> [The exercise]:
Extract, from the listing that follows, each line containing the word "教师师德师风自我鉴定".

[Extracted data entries]
---
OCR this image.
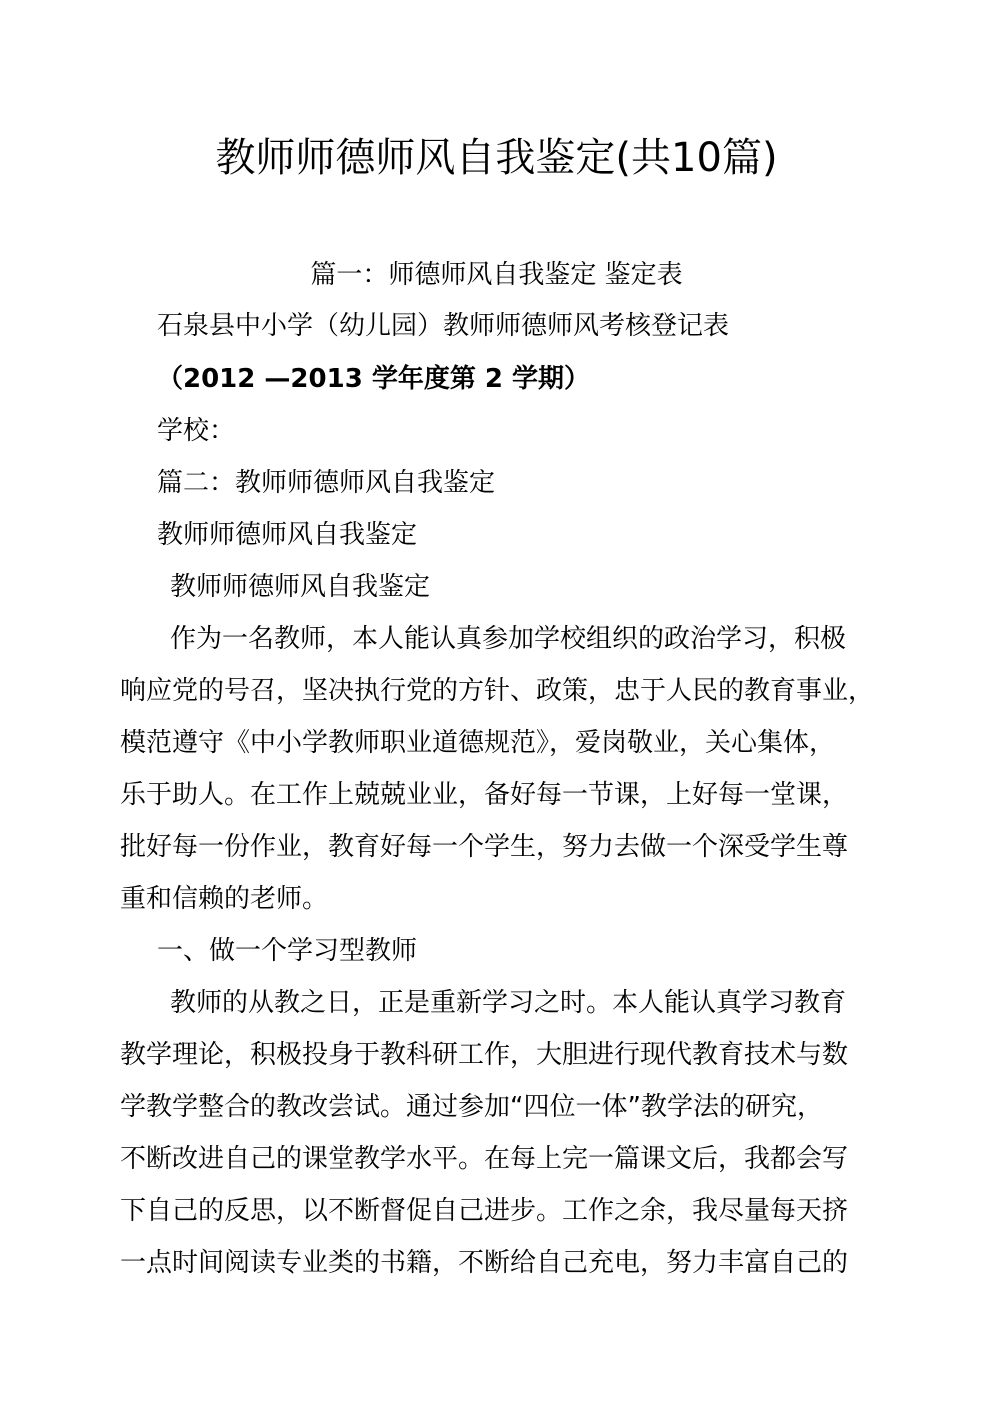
教师师德师风自我鉴定(共10篇)
篇一：师德师风自我鉴定 鉴定表
石泉县中小学（幼儿园）教师师德师风考核登记表
（2012 —2013 学年度第 2 学期）
学校：
篇二：教师师德师风自我鉴定
教师师德师风自我鉴定
教师师德师风自我鉴定
作为一名教师，本人能认真参加学校组织的政治学习，积极
响应党的号召，坚决执行党的方针、政策，忠于人民的教育事业，
模范遵守《中小学教师职业道德规范》，爱岗敬业，关心集体，
乐于助人。在工作上兢兢业业，备好每一节课，上好每一堂课，
批好每一份作业，教育好每一个学生，努力去做一个深受学生尊
重和信赖的老师。
一、做一个学习型教师
教师的从教之日，正是重新学习之时。本人能认真学习教育
教学理论，积极投身于教科研工作，大胆进行现代教育技术与数
学教学整合的教改尝试。通过参加“四位一体”教学法的研究，
不断改进自己的课堂教学水平。在每上完一篇课文后，我都会写
下自己的反思，以不断督促自己进步。工作之余，我尽量每天挤
一点时间阅读专业类的书籍，不断给自己充电，努力丰富自己的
---
> [Answer to this task]:
教师师德师风自我鉴定(共10篇)
篇二：教师师德师风自我鉴定
教师师德师风自我鉴定
教师师德师风自我鉴定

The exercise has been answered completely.